Part of a data file:
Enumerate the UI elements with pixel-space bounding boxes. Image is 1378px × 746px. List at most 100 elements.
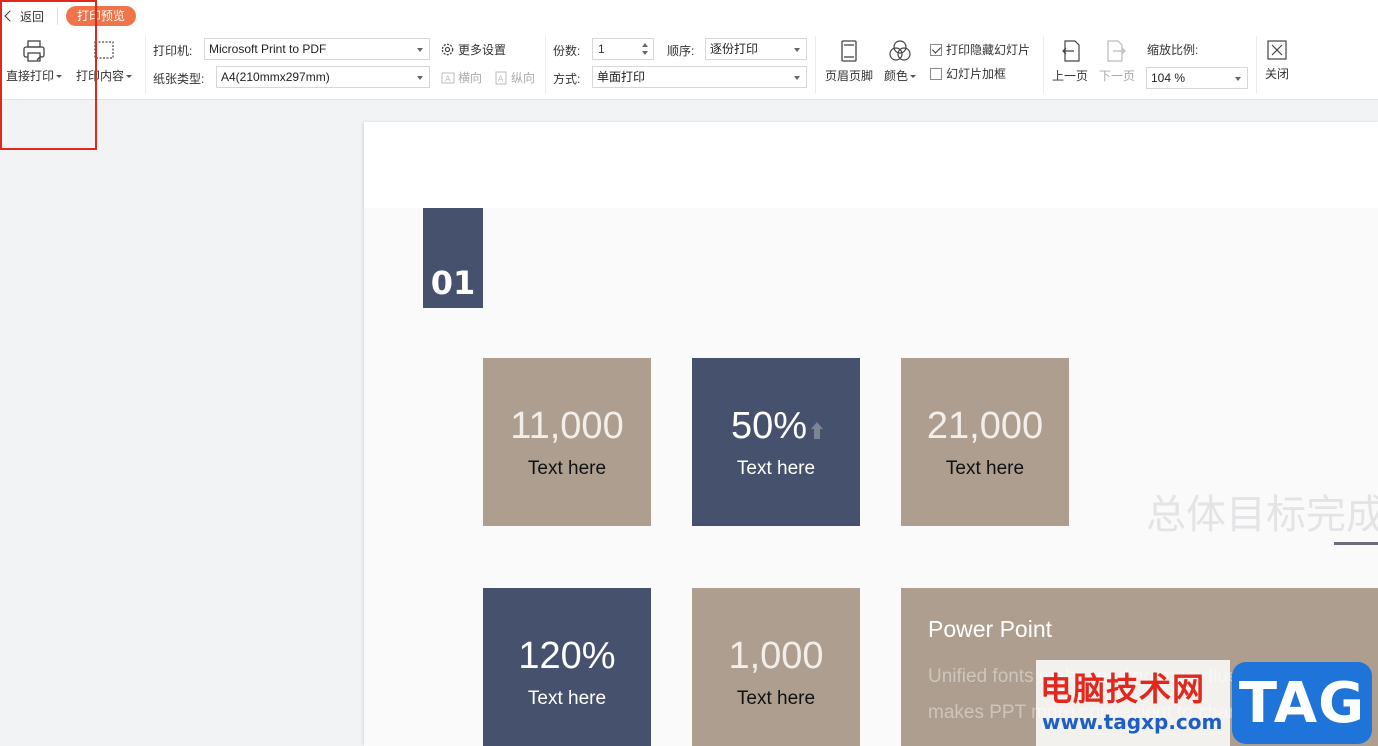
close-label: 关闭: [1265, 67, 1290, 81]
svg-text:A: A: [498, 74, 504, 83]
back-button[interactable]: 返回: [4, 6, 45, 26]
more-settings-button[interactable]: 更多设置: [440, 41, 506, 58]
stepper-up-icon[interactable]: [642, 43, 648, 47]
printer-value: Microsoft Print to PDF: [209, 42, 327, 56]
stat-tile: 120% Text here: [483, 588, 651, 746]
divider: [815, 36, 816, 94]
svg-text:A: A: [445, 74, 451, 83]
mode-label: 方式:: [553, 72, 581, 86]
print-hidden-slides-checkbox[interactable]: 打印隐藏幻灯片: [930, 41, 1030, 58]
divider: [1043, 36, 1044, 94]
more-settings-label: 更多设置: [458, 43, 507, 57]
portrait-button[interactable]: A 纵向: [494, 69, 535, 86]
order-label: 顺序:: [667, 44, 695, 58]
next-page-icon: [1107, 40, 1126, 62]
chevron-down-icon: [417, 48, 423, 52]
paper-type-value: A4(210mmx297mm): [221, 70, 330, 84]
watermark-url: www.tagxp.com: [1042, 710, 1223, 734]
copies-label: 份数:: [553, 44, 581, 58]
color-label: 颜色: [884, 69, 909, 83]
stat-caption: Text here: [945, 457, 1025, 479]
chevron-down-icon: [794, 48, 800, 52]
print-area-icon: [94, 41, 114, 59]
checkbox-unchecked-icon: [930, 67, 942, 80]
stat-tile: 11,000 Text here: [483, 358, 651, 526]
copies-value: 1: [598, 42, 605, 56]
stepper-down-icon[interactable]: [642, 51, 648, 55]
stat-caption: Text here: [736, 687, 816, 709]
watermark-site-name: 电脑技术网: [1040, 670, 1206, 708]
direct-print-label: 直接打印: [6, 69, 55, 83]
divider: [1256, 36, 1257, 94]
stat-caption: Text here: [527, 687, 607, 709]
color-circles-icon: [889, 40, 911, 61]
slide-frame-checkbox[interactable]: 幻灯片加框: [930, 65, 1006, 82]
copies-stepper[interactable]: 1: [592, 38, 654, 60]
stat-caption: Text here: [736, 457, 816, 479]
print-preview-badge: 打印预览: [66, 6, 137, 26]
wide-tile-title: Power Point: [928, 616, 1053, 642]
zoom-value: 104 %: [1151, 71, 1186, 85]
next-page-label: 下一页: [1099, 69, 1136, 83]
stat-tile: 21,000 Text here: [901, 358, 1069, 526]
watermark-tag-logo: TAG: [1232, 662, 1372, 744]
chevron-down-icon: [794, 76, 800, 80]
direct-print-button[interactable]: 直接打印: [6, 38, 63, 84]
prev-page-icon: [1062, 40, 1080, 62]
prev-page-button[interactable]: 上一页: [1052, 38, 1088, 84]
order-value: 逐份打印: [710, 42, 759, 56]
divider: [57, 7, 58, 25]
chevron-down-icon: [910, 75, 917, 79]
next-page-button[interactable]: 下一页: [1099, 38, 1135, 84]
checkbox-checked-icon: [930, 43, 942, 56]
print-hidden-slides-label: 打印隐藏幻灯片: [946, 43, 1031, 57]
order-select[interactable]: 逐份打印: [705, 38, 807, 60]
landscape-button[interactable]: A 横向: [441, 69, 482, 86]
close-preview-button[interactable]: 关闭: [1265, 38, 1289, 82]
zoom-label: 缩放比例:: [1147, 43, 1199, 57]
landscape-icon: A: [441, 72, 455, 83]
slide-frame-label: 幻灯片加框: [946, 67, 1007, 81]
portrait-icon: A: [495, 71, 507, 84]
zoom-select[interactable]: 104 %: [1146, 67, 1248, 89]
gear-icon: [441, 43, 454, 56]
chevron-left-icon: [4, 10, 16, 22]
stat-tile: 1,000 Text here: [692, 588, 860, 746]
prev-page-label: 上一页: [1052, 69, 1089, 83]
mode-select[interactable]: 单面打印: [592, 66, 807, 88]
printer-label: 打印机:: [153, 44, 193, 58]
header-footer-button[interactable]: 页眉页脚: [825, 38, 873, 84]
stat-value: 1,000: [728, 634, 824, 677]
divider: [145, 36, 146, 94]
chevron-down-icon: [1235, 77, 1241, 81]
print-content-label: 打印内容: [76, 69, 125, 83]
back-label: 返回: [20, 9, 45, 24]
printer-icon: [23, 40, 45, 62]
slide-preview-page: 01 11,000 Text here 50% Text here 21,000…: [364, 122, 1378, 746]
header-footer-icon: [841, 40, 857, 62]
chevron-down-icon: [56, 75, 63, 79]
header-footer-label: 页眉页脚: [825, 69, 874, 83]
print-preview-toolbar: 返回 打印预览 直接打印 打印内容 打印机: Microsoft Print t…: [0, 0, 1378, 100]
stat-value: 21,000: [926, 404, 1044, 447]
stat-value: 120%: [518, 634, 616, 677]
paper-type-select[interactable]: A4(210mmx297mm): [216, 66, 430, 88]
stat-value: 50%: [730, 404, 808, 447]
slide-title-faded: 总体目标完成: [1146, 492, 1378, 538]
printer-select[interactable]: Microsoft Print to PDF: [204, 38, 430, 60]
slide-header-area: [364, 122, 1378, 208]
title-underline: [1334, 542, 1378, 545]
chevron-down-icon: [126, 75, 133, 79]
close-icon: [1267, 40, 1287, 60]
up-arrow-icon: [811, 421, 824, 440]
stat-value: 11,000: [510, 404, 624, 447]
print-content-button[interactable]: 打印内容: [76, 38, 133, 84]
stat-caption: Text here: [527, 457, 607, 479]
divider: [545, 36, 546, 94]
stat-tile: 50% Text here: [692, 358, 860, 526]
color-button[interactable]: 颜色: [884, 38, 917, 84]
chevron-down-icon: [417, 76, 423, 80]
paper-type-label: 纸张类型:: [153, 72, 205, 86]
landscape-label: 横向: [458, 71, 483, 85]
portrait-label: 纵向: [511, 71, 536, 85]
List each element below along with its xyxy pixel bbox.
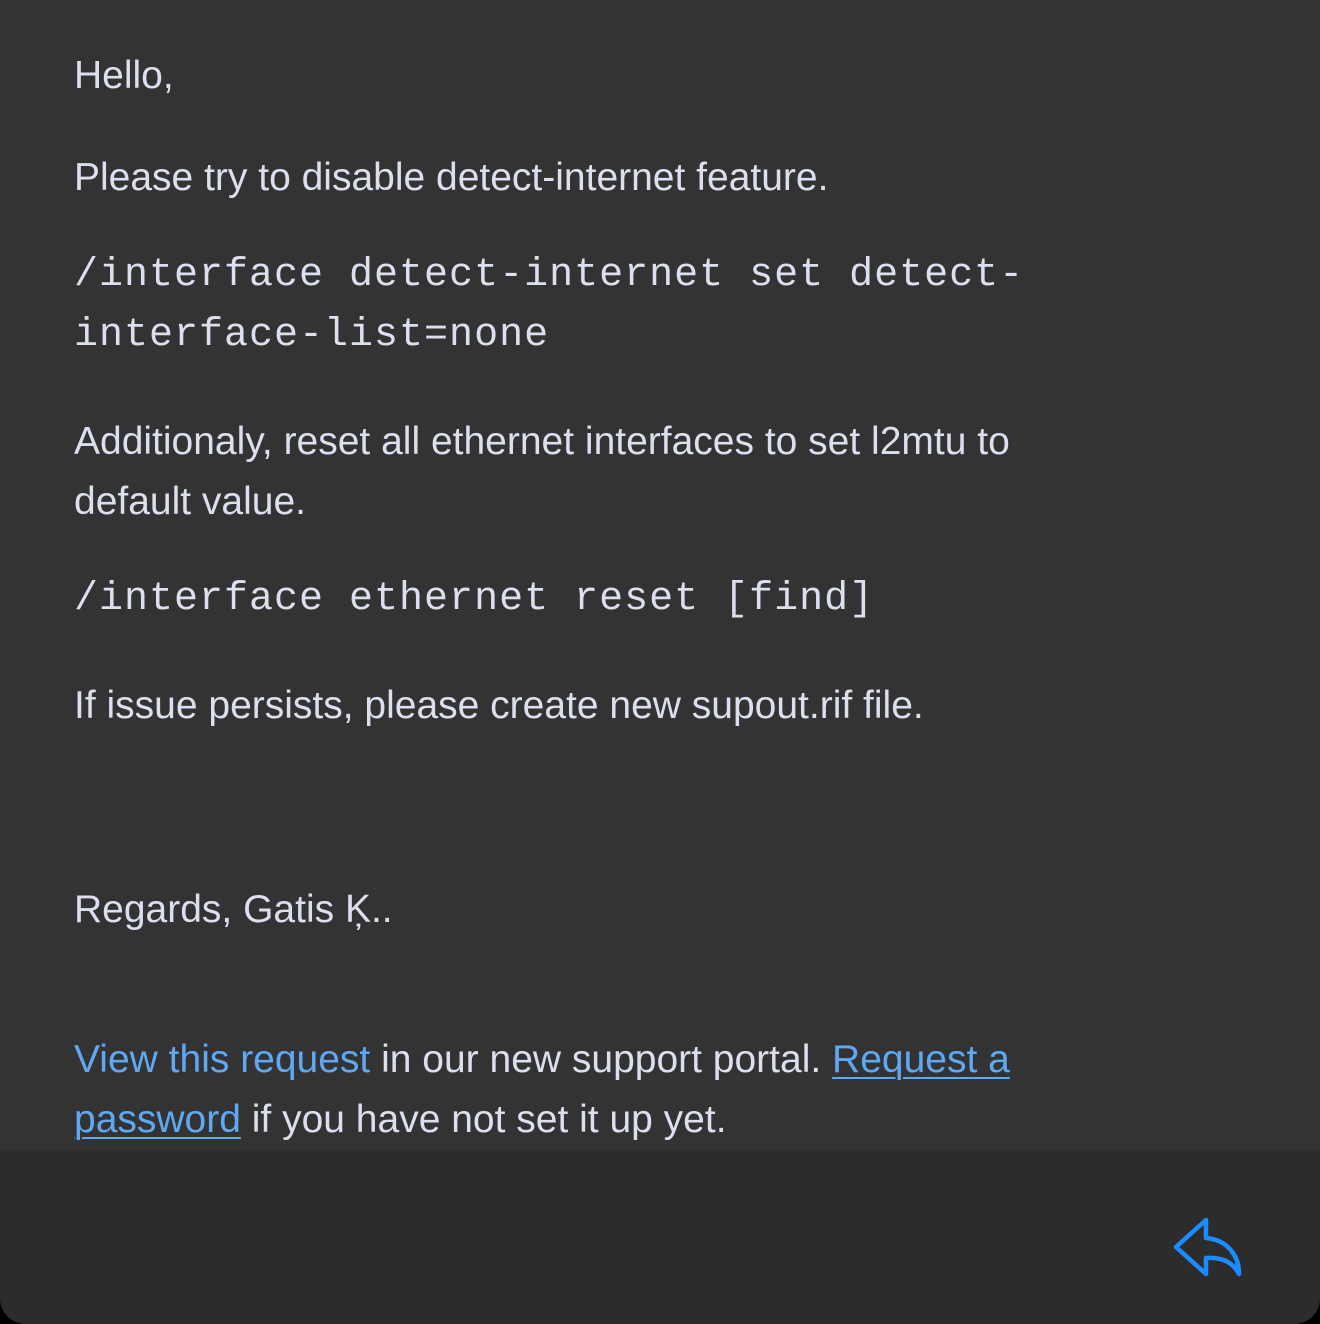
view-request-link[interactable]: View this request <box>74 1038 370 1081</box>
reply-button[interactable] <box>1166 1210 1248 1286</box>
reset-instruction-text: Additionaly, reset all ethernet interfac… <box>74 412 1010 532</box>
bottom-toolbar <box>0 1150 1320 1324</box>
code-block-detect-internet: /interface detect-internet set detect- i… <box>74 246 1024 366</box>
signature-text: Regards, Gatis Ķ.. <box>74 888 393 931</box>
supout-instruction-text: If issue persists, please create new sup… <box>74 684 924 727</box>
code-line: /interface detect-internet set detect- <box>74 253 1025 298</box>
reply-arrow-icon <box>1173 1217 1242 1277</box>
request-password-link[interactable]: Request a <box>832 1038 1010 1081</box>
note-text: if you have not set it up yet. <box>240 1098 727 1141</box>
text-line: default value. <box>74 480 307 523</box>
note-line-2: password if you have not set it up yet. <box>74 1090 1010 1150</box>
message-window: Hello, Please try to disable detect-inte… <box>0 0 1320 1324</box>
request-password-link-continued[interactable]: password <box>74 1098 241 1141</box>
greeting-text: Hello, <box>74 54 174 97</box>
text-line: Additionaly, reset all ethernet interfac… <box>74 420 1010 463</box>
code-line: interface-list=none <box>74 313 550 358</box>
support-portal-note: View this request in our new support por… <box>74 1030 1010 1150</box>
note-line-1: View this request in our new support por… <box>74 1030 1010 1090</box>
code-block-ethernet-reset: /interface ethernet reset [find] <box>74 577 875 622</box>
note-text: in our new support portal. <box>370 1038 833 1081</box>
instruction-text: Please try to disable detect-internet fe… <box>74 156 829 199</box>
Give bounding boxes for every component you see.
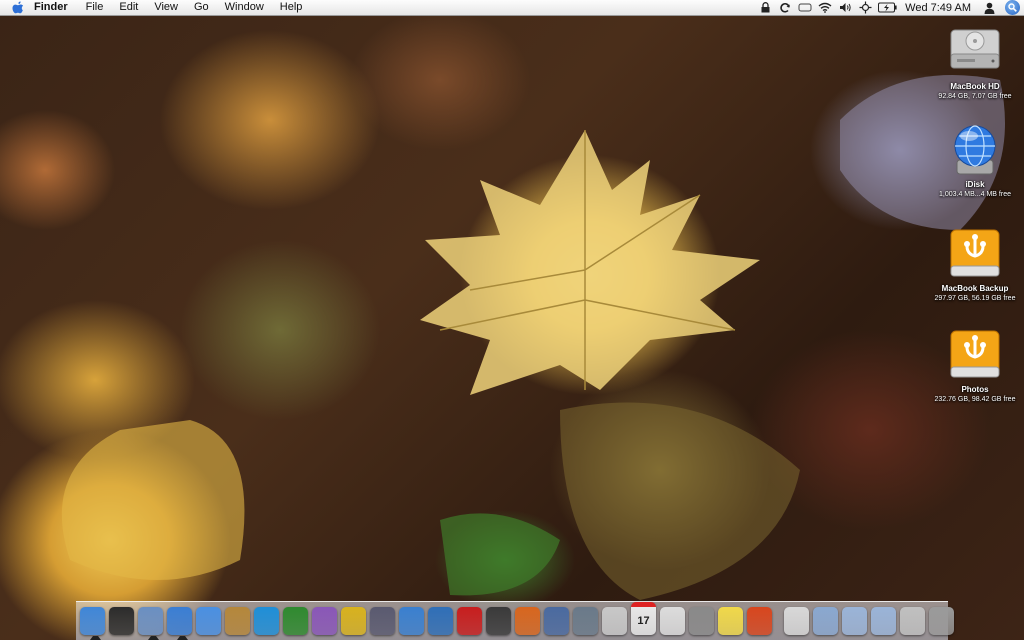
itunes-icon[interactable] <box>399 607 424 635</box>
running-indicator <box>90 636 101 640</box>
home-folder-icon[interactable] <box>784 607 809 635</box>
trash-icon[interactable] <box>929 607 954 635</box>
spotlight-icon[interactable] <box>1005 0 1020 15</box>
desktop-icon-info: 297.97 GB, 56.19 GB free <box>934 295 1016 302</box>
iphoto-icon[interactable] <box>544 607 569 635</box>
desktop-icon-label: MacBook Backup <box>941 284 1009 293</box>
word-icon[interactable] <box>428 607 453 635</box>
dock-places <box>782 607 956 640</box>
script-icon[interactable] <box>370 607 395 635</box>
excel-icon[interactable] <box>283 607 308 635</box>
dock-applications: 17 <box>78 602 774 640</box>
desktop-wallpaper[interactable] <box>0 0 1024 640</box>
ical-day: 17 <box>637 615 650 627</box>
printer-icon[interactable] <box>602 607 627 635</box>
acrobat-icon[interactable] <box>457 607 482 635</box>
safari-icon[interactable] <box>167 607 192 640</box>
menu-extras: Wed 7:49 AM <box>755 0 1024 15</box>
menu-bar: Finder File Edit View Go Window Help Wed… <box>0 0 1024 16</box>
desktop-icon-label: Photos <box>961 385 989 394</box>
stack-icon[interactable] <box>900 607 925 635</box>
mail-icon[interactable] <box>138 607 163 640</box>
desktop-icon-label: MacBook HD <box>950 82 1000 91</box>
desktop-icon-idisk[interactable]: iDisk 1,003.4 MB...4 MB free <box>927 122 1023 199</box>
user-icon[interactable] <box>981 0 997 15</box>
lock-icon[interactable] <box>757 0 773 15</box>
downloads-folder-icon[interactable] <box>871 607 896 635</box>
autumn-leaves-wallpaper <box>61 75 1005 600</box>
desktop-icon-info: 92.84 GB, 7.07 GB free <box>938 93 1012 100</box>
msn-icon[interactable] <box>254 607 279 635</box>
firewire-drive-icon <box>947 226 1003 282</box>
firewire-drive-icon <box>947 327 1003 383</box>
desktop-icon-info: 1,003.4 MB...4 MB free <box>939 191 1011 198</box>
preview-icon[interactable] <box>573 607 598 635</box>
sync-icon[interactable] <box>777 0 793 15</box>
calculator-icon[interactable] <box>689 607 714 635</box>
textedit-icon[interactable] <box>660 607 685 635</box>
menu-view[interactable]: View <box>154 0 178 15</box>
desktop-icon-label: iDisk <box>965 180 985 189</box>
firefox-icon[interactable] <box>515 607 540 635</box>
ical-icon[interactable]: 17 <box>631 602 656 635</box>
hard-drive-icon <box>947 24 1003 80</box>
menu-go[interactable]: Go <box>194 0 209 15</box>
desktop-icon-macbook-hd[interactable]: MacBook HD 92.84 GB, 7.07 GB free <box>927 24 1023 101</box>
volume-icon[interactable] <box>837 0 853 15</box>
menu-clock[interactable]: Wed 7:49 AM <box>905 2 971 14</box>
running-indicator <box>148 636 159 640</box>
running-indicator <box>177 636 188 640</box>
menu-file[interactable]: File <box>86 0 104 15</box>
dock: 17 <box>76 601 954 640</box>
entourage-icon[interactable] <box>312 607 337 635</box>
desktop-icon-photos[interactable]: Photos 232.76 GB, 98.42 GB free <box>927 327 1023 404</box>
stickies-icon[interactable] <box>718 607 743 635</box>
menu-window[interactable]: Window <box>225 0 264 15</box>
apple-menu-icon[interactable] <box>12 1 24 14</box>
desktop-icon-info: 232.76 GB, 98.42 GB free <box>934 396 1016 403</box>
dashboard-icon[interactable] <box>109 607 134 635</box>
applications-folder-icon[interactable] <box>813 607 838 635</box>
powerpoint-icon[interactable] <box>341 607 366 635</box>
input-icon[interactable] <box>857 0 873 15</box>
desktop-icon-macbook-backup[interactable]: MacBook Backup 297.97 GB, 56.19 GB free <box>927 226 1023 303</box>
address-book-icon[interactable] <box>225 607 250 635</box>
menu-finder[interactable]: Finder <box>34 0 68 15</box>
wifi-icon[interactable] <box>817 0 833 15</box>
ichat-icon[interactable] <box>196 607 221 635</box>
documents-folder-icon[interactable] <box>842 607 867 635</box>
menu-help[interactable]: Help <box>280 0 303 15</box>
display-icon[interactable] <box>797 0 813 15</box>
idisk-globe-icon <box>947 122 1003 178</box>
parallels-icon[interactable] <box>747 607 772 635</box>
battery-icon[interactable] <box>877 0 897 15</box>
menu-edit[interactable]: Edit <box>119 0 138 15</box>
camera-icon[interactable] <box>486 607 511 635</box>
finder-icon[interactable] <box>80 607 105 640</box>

* _WHAT IS ASKED_
Print the lines of the listing from the line with "close-label: 关闭: [1265, 67, 1290, 81]" to the line with "watermark-url: www.tagxp.com: [1042, 710, 1223, 734]", both included.

* _SOLUTION_
close-label: 关闭: [1265, 67, 1290, 81]
svg-text:A: A: [498, 74, 504, 83]
back-button[interactable]: 返回: [4, 6, 45, 26]
more-settings-button[interactable]: 更多设置: [440, 41, 506, 58]
stepper-up-icon[interactable]: [642, 43, 648, 47]
printer-value: Microsoft Print to PDF: [209, 42, 327, 56]
stat-tile: 120% Text here: [483, 588, 651, 746]
divider: [815, 36, 816, 94]
svg-text:A: A: [445, 74, 451, 83]
mode-label: 方式:: [553, 72, 581, 86]
print-hidden-slides-checkbox[interactable]: 打印隐藏幻灯片: [930, 41, 1030, 58]
divider: [1043, 36, 1044, 94]
more-settings-label: 更多设置: [458, 43, 507, 57]
portrait-button[interactable]: A 纵向: [494, 69, 535, 86]
order-label: 顺序:: [667, 44, 695, 58]
next-page-icon: [1107, 40, 1126, 62]
chevron-down-icon: [417, 48, 423, 52]
paper-type-value: A4(210mmx297mm): [221, 70, 330, 84]
watermark-url: www.tagxp.com: [1042, 710, 1223, 734]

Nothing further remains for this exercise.